---------- Material for this exercise
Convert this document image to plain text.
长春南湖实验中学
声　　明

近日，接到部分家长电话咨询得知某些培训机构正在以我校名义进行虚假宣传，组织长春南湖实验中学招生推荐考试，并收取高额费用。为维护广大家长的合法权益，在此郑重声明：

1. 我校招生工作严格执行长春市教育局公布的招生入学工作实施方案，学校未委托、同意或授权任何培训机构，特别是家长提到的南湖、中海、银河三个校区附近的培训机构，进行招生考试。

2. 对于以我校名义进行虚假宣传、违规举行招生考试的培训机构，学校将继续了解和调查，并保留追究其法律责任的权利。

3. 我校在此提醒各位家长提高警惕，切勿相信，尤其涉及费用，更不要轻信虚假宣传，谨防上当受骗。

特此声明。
--------------------
Copy out each line exactly as written.

Convert this document image to plain text.
长春南湖实验中学
声　　明

近日，接到部分家长电话咨询得知某些培训机构正在以我校名义进行虚假宣传，组织长春南湖实验中学招生推荐考试，并收取高额费用。为维护广大家长的合法权益，在此郑重声明：

1. 我校招生工作严格执行长春市教育局公布的招生入学工作实施方案，学校未委托、同意或授权任何培训机构，特别是家长提到的南湖、中海、银河三个校区附近的培训机构，进行招生考试。

2. 对于以我校名义进行虚假宣传、违规举行招生考试的培训机构，学校将继续了解和调查，并保留追究其法律责任的权利。

3. 我校在此提醒各位家长提高警惕，切勿相信，尤其涉及费用，更不要轻信虚假宣传，谨防上当受骗。

特此声明。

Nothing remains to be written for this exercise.